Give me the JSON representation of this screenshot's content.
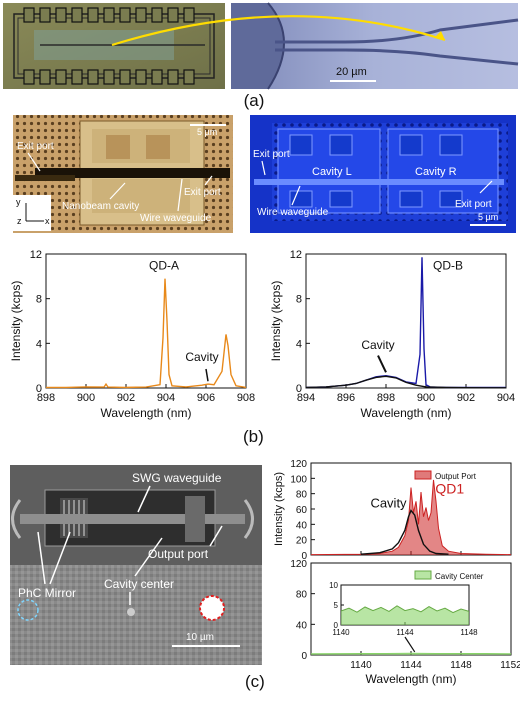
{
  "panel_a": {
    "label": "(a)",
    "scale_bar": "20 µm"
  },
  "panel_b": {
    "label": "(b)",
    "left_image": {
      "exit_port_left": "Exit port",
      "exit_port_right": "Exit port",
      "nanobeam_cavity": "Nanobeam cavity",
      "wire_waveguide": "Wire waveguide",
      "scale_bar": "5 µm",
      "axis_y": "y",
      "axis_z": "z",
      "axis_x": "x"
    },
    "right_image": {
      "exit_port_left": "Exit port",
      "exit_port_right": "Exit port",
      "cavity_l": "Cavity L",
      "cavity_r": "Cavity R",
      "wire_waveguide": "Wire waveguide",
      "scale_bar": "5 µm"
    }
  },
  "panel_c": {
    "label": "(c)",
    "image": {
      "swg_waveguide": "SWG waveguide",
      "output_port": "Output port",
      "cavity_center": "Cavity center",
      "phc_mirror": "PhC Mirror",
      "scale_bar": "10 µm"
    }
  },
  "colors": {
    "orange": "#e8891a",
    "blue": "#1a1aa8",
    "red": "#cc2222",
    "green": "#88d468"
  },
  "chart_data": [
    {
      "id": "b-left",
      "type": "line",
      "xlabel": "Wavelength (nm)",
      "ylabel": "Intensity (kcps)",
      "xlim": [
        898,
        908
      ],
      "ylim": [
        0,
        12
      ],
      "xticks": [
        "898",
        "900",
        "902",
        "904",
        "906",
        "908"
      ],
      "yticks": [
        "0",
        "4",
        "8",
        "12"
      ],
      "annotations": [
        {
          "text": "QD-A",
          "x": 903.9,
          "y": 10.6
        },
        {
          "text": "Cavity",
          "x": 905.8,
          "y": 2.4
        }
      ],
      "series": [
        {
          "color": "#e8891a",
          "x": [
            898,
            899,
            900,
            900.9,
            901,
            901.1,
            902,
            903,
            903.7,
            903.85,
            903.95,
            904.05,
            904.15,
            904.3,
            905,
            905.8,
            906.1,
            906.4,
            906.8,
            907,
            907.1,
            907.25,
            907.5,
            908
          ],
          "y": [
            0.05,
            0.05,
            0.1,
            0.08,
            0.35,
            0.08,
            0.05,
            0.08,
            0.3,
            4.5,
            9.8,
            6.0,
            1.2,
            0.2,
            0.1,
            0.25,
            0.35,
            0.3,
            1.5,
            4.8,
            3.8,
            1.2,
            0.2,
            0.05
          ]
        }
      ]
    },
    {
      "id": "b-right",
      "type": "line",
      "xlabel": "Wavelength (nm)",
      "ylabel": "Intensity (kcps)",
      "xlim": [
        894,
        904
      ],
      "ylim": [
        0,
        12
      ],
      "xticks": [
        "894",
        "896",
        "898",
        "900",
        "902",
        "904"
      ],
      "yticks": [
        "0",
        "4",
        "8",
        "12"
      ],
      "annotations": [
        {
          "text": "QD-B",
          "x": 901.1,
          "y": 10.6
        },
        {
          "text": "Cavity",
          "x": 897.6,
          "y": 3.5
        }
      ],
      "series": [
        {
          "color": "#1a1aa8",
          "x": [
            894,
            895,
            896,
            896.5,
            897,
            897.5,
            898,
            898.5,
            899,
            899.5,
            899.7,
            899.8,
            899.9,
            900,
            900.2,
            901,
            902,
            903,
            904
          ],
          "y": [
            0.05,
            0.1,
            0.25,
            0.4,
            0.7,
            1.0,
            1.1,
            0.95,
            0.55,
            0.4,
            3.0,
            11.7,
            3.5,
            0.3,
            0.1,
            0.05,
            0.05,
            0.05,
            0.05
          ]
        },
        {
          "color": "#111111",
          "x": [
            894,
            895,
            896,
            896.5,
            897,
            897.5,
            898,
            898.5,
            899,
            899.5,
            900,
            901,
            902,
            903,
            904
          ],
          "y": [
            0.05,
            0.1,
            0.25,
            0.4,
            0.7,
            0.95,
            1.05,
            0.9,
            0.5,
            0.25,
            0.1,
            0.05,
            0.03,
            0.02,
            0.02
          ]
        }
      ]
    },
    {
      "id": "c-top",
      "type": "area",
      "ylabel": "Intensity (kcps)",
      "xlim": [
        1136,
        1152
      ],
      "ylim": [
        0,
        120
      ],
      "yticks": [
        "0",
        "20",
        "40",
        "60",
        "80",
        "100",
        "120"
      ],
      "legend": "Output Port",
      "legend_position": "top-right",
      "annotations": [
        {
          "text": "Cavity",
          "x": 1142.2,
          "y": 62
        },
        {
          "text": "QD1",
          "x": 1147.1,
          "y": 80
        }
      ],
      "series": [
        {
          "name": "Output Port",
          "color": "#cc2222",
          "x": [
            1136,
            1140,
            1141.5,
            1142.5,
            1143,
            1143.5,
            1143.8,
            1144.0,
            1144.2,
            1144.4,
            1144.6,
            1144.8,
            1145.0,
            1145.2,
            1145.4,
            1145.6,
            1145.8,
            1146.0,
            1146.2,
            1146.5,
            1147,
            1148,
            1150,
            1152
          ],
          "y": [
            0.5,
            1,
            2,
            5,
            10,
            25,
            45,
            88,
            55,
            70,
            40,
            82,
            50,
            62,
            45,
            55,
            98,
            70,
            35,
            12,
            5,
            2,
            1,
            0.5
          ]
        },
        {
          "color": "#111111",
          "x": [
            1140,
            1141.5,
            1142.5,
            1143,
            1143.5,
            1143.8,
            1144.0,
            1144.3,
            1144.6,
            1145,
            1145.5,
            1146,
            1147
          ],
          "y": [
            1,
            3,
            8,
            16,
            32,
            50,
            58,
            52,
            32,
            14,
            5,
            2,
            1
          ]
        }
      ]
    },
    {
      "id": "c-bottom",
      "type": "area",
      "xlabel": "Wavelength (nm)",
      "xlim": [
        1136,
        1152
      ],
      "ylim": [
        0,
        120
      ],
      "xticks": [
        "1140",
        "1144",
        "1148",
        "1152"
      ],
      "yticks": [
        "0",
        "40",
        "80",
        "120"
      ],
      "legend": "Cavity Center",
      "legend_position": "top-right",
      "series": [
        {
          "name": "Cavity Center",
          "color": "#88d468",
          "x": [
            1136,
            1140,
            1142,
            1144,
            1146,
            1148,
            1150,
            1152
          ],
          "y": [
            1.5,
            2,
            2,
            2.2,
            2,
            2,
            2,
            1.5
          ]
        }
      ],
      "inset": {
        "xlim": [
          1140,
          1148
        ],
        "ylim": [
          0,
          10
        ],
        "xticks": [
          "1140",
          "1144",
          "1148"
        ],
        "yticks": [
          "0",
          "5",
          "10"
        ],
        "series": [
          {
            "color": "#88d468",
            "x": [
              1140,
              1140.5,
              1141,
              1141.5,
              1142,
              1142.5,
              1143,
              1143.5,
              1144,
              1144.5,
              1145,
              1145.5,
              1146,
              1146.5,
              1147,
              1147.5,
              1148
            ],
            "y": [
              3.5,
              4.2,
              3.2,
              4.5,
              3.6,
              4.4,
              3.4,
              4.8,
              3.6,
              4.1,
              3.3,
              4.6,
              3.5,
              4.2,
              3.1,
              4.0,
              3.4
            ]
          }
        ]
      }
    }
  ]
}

════════

Exercise requirements ▸ Retype the listing exactly. Pictures do not belong in the copy.

Exercise answer ▸
Give me the JSON representation of this screenshot's content.
{
  "panel_a": {
    "label": "(a)",
    "scale_bar": "20 µm"
  },
  "panel_b": {
    "label": "(b)",
    "left_image": {
      "exit_port_left": "Exit port",
      "exit_port_right": "Exit port",
      "nanobeam_cavity": "Nanobeam cavity",
      "wire_waveguide": "Wire waveguide",
      "scale_bar": "5 µm",
      "axis_y": "y",
      "axis_z": "z",
      "axis_x": "x"
    },
    "right_image": {
      "exit_port_left": "Exit port",
      "exit_port_right": "Exit port",
      "cavity_l": "Cavity L",
      "cavity_r": "Cavity R",
      "wire_waveguide": "Wire waveguide",
      "scale_bar": "5 µm"
    }
  },
  "panel_c": {
    "label": "(c)",
    "image": {
      "swg_waveguide": "SWG waveguide",
      "output_port": "Output port",
      "cavity_center": "Cavity center",
      "phc_mirror": "PhC Mirror",
      "scale_bar": "10 µm"
    }
  },
  "colors": {
    "orange": "#e8891a",
    "blue": "#1a1aa8",
    "red": "#cc2222",
    "green": "#88d468"
  },
  "chart_data": [
    {
      "id": "b-left",
      "type": "line",
      "xlabel": "Wavelength (nm)",
      "ylabel": "Intensity (kcps)",
      "xlim": [
        898,
        908
      ],
      "ylim": [
        0,
        12
      ],
      "xticks": [
        "898",
        "900",
        "902",
        "904",
        "906",
        "908"
      ],
      "yticks": [
        "0",
        "4",
        "8",
        "12"
      ],
      "annotations": [
        {
          "text": "QD-A",
          "x": 903.9,
          "y": 10.6
        },
        {
          "text": "Cavity",
          "x": 905.8,
          "y": 2.4
        }
      ],
      "series": [
        {
          "color": "#e8891a",
          "x": [
            898,
            899,
            900,
            900.9,
            901,
            901.1,
            902,
            903,
            903.7,
            903.85,
            903.95,
            904.05,
            904.15,
            904.3,
            905,
            905.8,
            906.1,
            906.4,
            906.8,
            907,
            907.1,
            907.25,
            907.5,
            908
          ],
          "y": [
            0.05,
            0.05,
            0.1,
            0.08,
            0.35,
            0.08,
            0.05,
            0.08,
            0.3,
            4.5,
            9.8,
            6.0,
            1.2,
            0.2,
            0.1,
            0.25,
            0.35,
            0.3,
            1.5,
            4.8,
            3.8,
            1.2,
            0.2,
            0.05
          ]
        }
      ]
    },
    {
      "id": "b-right",
      "type": "line",
      "xlabel": "Wavelength (nm)",
      "ylabel": "Intensity (kcps)",
      "xlim": [
        894,
        904
      ],
      "ylim": [
        0,
        12
      ],
      "xticks": [
        "894",
        "896",
        "898",
        "900",
        "902",
        "904"
      ],
      "yticks": [
        "0",
        "4",
        "8",
        "12"
      ],
      "annotations": [
        {
          "text": "QD-B",
          "x": 901.1,
          "y": 10.6
        },
        {
          "text": "Cavity",
          "x": 897.6,
          "y": 3.5
        }
      ],
      "series": [
        {
          "color": "#1a1aa8",
          "x": [
            894,
            895,
            896,
            896.5,
            897,
            897.5,
            898,
            898.5,
            899,
            899.5,
            899.7,
            899.8,
            899.9,
            900,
            900.2,
            901,
            902,
            903,
            904
          ],
          "y": [
            0.05,
            0.1,
            0.25,
            0.4,
            0.7,
            1.0,
            1.1,
            0.95,
            0.55,
            0.4,
            3.0,
            11.7,
            3.5,
            0.3,
            0.1,
            0.05,
            0.05,
            0.05,
            0.05
          ]
        },
        {
          "color": "#111111",
          "x": [
            894,
            895,
            896,
            896.5,
            897,
            897.5,
            898,
            898.5,
            899,
            899.5,
            900,
            901,
            902,
            903,
            904
          ],
          "y": [
            0.05,
            0.1,
            0.25,
            0.4,
            0.7,
            0.95,
            1.05,
            0.9,
            0.5,
            0.25,
            0.1,
            0.05,
            0.03,
            0.02,
            0.02
          ]
        }
      ]
    },
    {
      "id": "c-top",
      "type": "area",
      "ylabel": "Intensity (kcps)",
      "xlim": [
        1136,
        1152
      ],
      "ylim": [
        0,
        120
      ],
      "yticks": [
        "0",
        "20",
        "40",
        "60",
        "80",
        "100",
        "120"
      ],
      "legend": "Output Port",
      "legend_position": "top-right",
      "annotations": [
        {
          "text": "Cavity",
          "x": 1142.2,
          "y": 62
        },
        {
          "text": "QD1",
          "x": 1147.1,
          "y": 80
        }
      ],
      "series": [
        {
          "name": "Output Port",
          "color": "#cc2222",
          "x": [
            1136,
            1140,
            1141.5,
            1142.5,
            1143,
            1143.5,
            1143.8,
            1144.0,
            1144.2,
            1144.4,
            1144.6,
            1144.8,
            1145.0,
            1145.2,
            1145.4,
            1145.6,
            1145.8,
            1146.0,
            1146.2,
            1146.5,
            1147,
            1148,
            1150,
            1152
          ],
          "y": [
            0.5,
            1,
            2,
            5,
            10,
            25,
            45,
            88,
            55,
            70,
            40,
            82,
            50,
            62,
            45,
            55,
            98,
            70,
            35,
            12,
            5,
            2,
            1,
            0.5
          ]
        },
        {
          "color": "#111111",
          "x": [
            1140,
            1141.5,
            1142.5,
            1143,
            1143.5,
            1143.8,
            1144.0,
            1144.3,
            1144.6,
            1145,
            1145.5,
            1146,
            1147
          ],
          "y": [
            1,
            3,
            8,
            16,
            32,
            50,
            58,
            52,
            32,
            14,
            5,
            2,
            1
          ]
        }
      ]
    },
    {
      "id": "c-bottom",
      "type": "area",
      "xlabel": "Wavelength (nm)",
      "xlim": [
        1136,
        1152
      ],
      "ylim": [
        0,
        120
      ],
      "xticks": [
        "1140",
        "1144",
        "1148",
        "1152"
      ],
      "yticks": [
        "0",
        "40",
        "80",
        "120"
      ],
      "legend": "Cavity Center",
      "legend_position": "top-right",
      "series": [
        {
          "name": "Cavity Center",
          "color": "#88d468",
          "x": [
            1136,
            1140,
            1142,
            1144,
            1146,
            1148,
            1150,
            1152
          ],
          "y": [
            1.5,
            2,
            2,
            2.2,
            2,
            2,
            2,
            1.5
          ]
        }
      ],
      "inset": {
        "xlim": [
          1140,
          1148
        ],
        "ylim": [
          0,
          10
        ],
        "xticks": [
          "1140",
          "1144",
          "1148"
        ],
        "yticks": [
          "0",
          "5",
          "10"
        ],
        "series": [
          {
            "color": "#88d468",
            "x": [
              1140,
              1140.5,
              1141,
              1141.5,
              1142,
              1142.5,
              1143,
              1143.5,
              1144,
              1144.5,
              1145,
              1145.5,
              1146,
              1146.5,
              1147,
              1147.5,
              1148
            ],
            "y": [
              3.5,
              4.2,
              3.2,
              4.5,
              3.6,
              4.4,
              3.4,
              4.8,
              3.6,
              4.1,
              3.3,
              4.6,
              3.5,
              4.2,
              3.1,
              4.0,
              3.4
            ]
          }
        ]
      }
    }
  ]
}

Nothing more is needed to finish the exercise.